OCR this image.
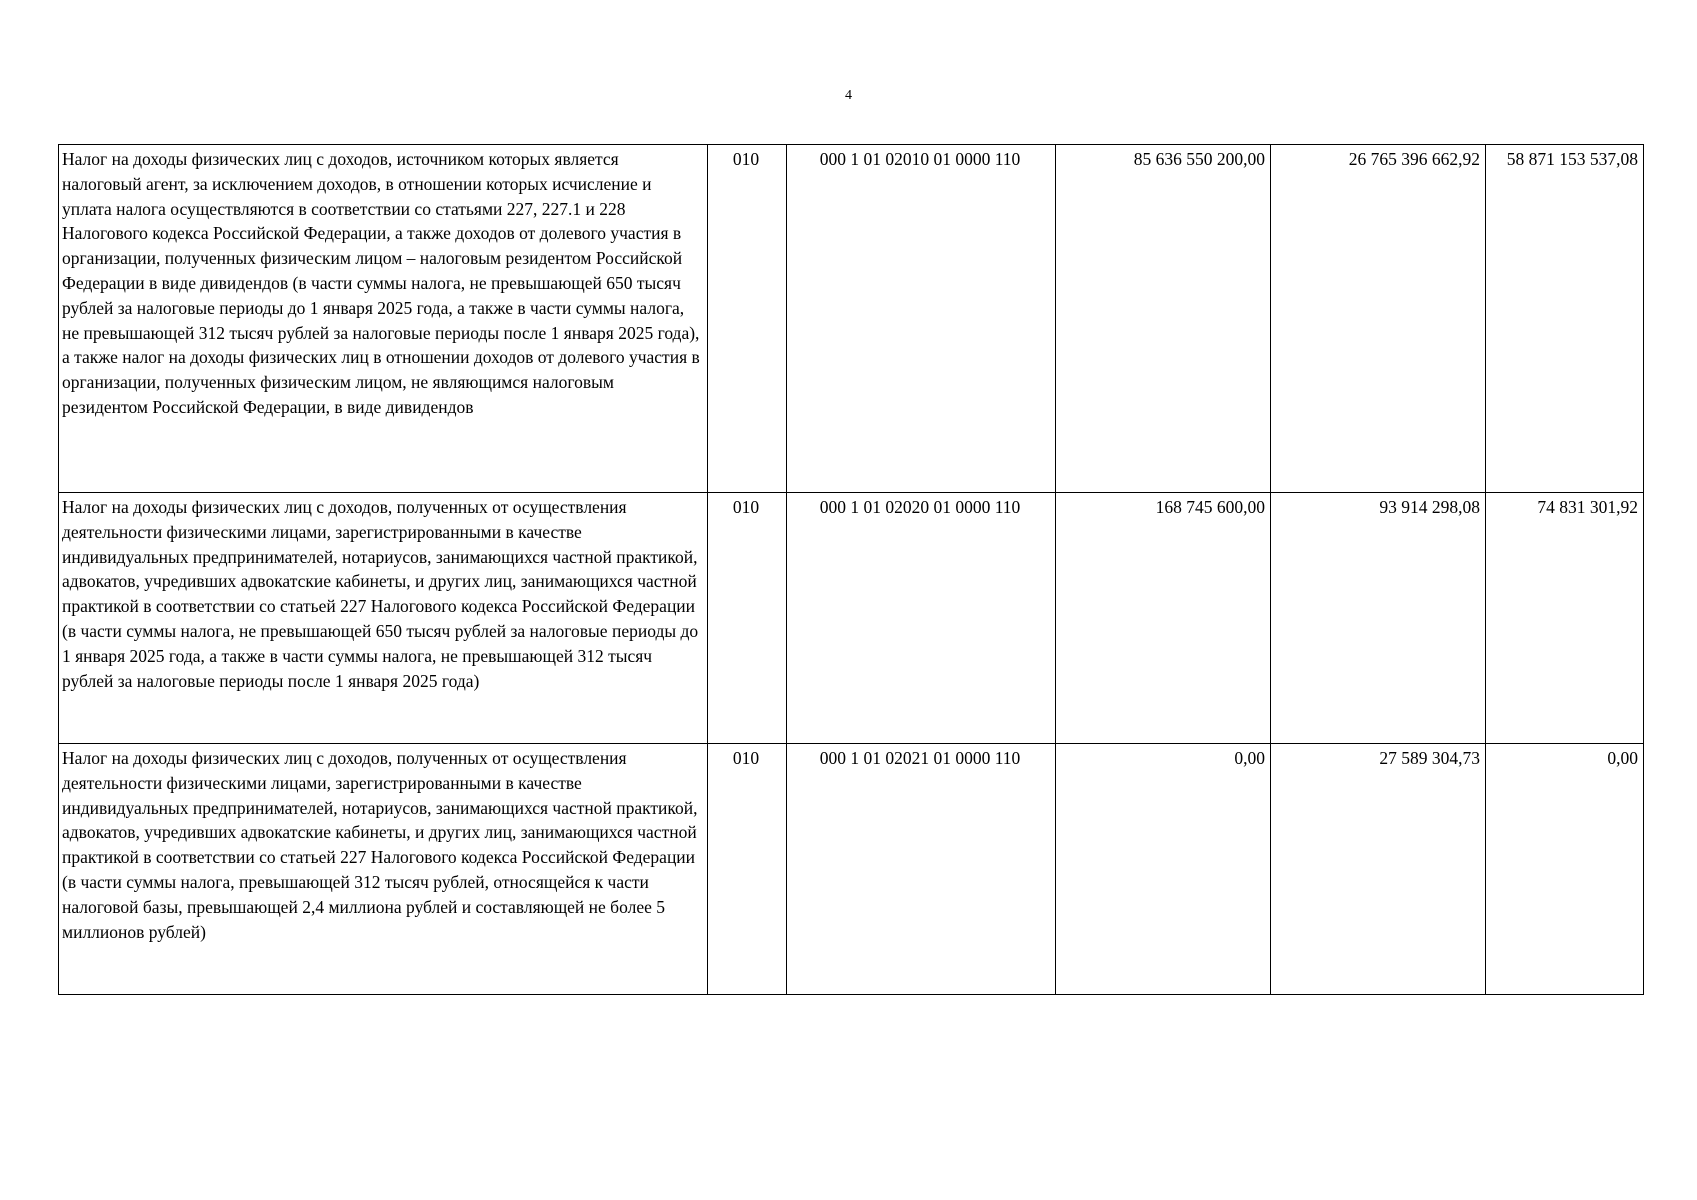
4
Налог на доходы физических лиц с доходов, источником которых является налоговый агент, за исключением доходов, в отношении которых исчисление и уплата налога осуществляются в соответствии со статьями 227, 227.1 и 228 Налогового кодекса Российской Федерации, а также доходов от долевого участия в организации, полученных физическим лицом – налоговым резидентом Российской Федерации в виде дивидендов (в части суммы налога, не превышающей 650 тысяч рублей за налоговые периоды до 1 января 2025 года, а также в части суммы налога, не превышающей 312 тысяч рублей за налоговые периоды после 1 января 2025 года), а также налог на доходы физических лиц в отношении доходов от долевого участия в организации, полученных физическим лицом, не являющимся налоговым резидентом Российской Федерации, в виде дивидендов	010	000 1 01 02010 01 0000 110	85 636 550 200,00	26 765 396 662,92	58 871 153 537,08
Налог на доходы физических лиц с доходов, полученных от осуществления деятельности физическими лицами, зарегистрированными в качестве индивидуальных предпринимателей, нотариусов, занимающихся частной практикой, адвокатов, учредивших адвокатские кабинеты, и других лиц, занимающихся частной практикой в соответствии со статьей 227 Налогового кодекса Российской Федерации (в части суммы налога, не превышающей 650 тысяч рублей за налоговые периоды до 1 января 2025 года, а также в части суммы налога, не превышающей 312 тысяч рублей за налоговые периоды после 1 января 2025 года)	010	000 1 01 02020 01 0000 110	168 745 600,00	93 914 298,08	74 831 301,92
Налог на доходы физических лиц с доходов, полученных от осуществления деятельности физическими лицами, зарегистрированными в качестве индивидуальных предпринимателей, нотариусов, занимающихся частной практикой, адвокатов, учредивших адвокатские кабинеты, и других лиц, занимающихся частной практикой в соответствии со статьей 227 Налогового кодекса Российской Федерации (в части суммы налога, превышающей 312 тысяч рублей, относящейся к части налоговой базы, превышающей 2,4 миллиона рублей и составляющей не более 5 миллионов рублей)	010	000 1 01 02021 01 0000 110	0,00	27 589 304,73	0,00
────────────────────
**WHAT TO WORK ON**. Which lines contain the word "занимающихся"? Copy each of them.

**SOLUTION BELOW**.
Налог на доходы физических лиц с доходов, полученных от осуществления деятельности физическими лицами, зарегистрированными в качестве индивидуальных предпринимателей, нотариусов, занимающихся частной практикой, адвокатов, учредивших адвокатские кабинеты, и других лиц, занимающихся частной практикой в соответствии со статьей 227 Налогового кодекса Российской Федерации (в части суммы налога, не превышающей 650 тысяч рублей за налоговые периоды до 1 января 2025 года, а также в части суммы налога, не превышающей 312 тысяч рублей за налоговые периоды после 1 января 2025 года)	010	000 1 01 02020 01 0000 110	168 745 600,00	93 914 298,08	74 831 301,92
Налог на доходы физических лиц с доходов, полученных от осуществления деятельности физическими лицами, зарегистрированными в качестве индивидуальных предпринимателей, нотариусов, занимающихся частной практикой, адвокатов, учредивших адвокатские кабинеты, и других лиц, занимающихся частной практикой в соответствии со статьей 227 Налогового кодекса Российской Федерации (в части суммы налога, превышающей 312 тысяч рублей, относящейся к части налоговой базы, превышающей 2,4 миллиона рублей и составляющей не более 5 миллионов рублей)	010	000 1 01 02021 01 0000 110	0,00	27 589 304,73	0,00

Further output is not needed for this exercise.